Stated exercise:
Of the lines in this listing, how many contain the word "date"? Give the number and nothing else.

Start Dataset records

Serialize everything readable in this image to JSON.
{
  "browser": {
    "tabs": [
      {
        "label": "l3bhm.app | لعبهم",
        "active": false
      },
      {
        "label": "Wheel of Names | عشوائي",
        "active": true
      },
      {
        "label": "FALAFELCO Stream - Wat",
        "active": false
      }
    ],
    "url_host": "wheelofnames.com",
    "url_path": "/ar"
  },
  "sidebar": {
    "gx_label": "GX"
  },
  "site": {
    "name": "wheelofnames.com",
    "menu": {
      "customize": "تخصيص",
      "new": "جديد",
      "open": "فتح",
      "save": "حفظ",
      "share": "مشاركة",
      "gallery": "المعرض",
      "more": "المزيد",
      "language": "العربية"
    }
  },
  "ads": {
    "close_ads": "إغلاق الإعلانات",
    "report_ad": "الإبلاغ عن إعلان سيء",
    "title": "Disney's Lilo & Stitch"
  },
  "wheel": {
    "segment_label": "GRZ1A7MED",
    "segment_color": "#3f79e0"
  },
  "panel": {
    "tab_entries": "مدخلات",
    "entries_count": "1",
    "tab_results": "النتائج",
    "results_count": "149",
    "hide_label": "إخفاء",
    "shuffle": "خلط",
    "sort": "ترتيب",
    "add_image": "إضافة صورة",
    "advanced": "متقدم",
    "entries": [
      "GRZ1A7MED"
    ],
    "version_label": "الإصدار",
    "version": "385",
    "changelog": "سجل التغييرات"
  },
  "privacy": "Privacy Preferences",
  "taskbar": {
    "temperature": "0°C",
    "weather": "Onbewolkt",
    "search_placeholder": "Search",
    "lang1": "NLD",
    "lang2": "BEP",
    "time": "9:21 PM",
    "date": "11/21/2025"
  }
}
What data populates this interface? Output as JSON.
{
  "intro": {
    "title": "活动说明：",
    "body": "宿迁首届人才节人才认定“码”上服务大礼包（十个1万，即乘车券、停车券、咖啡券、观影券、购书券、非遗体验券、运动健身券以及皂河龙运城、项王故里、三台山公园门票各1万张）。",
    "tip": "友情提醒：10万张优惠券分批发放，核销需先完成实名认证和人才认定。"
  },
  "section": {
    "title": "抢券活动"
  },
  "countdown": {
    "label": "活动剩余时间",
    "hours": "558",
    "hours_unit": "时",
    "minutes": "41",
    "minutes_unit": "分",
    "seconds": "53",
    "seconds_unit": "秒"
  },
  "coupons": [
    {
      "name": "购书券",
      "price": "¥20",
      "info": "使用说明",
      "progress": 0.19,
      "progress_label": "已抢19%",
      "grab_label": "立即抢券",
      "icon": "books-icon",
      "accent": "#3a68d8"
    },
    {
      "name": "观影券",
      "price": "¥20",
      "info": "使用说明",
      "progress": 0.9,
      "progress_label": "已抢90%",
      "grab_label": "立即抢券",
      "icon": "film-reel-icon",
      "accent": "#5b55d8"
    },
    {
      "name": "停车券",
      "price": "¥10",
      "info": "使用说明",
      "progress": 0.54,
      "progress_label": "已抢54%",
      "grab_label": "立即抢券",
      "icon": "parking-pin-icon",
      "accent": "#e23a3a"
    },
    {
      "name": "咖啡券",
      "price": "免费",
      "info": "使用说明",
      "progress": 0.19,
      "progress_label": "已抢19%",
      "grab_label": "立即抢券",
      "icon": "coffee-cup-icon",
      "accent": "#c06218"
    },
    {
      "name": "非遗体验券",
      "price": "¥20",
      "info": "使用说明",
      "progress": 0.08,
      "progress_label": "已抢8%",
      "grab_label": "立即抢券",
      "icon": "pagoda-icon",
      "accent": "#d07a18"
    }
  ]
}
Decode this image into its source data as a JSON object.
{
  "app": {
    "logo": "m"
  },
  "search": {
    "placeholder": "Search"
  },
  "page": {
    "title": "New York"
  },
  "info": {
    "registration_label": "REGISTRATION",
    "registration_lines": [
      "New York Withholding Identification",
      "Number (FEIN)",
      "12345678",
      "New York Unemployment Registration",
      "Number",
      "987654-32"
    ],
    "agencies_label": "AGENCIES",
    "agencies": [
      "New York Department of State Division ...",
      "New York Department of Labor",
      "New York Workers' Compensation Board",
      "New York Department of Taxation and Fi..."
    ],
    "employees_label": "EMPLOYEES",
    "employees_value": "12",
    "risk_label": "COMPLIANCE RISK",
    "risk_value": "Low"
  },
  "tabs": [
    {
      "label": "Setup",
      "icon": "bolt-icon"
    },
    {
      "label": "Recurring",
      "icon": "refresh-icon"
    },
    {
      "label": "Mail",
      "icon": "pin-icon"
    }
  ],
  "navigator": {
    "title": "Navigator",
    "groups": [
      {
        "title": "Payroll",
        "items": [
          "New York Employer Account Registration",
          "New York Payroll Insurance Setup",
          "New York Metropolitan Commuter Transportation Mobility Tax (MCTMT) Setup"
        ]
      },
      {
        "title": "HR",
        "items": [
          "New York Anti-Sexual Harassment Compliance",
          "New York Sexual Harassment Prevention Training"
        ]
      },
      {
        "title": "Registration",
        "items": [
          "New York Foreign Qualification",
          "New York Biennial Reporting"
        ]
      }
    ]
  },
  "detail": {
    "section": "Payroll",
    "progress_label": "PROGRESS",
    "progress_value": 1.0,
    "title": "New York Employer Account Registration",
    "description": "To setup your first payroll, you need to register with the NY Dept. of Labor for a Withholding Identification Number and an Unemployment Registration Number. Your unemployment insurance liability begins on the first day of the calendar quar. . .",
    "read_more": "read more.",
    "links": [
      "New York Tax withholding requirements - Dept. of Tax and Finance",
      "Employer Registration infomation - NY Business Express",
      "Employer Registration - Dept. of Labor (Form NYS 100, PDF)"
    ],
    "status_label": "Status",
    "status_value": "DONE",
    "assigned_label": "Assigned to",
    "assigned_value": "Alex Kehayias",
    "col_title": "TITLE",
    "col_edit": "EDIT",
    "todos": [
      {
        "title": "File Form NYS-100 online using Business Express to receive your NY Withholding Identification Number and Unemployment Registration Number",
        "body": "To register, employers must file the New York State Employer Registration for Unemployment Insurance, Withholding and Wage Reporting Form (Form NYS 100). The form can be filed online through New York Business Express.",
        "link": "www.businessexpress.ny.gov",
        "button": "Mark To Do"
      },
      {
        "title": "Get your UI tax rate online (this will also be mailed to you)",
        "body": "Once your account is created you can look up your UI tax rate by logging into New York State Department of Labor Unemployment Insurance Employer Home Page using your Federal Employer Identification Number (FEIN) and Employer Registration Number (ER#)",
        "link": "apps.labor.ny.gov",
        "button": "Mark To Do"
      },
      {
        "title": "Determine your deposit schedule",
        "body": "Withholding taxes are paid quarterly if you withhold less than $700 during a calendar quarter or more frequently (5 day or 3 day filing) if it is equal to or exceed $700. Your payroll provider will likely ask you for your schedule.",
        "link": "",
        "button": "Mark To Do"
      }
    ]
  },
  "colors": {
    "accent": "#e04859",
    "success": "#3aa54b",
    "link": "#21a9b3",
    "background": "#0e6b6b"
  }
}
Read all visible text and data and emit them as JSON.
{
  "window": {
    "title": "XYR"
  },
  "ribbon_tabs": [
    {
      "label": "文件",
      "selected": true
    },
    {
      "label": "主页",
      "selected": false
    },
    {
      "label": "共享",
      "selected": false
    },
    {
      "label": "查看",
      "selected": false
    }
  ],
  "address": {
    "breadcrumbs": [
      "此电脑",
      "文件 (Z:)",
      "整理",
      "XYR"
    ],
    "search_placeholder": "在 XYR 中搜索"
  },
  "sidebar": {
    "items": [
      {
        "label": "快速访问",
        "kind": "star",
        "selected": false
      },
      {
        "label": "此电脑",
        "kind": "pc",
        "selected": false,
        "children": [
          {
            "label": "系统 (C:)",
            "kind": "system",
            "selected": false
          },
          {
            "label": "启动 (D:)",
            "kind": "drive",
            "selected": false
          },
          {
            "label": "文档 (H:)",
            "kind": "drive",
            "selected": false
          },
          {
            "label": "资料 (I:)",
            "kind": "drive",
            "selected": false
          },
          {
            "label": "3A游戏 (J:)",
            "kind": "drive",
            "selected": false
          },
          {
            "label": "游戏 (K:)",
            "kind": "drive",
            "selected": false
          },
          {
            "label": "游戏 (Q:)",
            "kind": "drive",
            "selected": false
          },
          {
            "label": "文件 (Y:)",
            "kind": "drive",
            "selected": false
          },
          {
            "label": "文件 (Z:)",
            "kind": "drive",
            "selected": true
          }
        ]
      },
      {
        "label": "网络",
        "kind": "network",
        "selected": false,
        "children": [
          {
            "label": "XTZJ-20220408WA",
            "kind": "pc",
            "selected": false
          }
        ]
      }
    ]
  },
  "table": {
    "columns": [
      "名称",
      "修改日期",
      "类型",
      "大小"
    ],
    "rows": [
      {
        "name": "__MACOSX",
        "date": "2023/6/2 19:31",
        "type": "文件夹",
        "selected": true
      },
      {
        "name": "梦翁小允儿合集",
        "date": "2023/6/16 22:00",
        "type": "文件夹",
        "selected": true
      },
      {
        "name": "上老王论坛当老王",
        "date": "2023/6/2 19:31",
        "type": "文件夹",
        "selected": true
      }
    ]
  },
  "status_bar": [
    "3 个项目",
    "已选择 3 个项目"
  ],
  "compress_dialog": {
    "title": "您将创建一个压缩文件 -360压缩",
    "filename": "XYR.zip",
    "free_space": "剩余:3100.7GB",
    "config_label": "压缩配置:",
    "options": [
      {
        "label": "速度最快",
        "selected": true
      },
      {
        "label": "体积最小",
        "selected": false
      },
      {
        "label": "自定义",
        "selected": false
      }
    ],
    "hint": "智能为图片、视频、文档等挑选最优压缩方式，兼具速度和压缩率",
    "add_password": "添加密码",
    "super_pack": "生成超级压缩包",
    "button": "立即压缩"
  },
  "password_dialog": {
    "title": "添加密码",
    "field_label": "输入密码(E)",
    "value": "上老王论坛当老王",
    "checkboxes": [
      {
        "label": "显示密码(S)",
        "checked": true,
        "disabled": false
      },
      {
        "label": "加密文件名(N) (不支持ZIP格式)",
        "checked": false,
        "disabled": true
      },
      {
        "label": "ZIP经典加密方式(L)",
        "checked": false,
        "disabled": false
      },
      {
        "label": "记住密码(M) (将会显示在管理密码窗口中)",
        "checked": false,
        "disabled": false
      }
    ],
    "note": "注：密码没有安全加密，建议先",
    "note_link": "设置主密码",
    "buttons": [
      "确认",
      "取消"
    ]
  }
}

End Dataset records

Solution for this problem:
4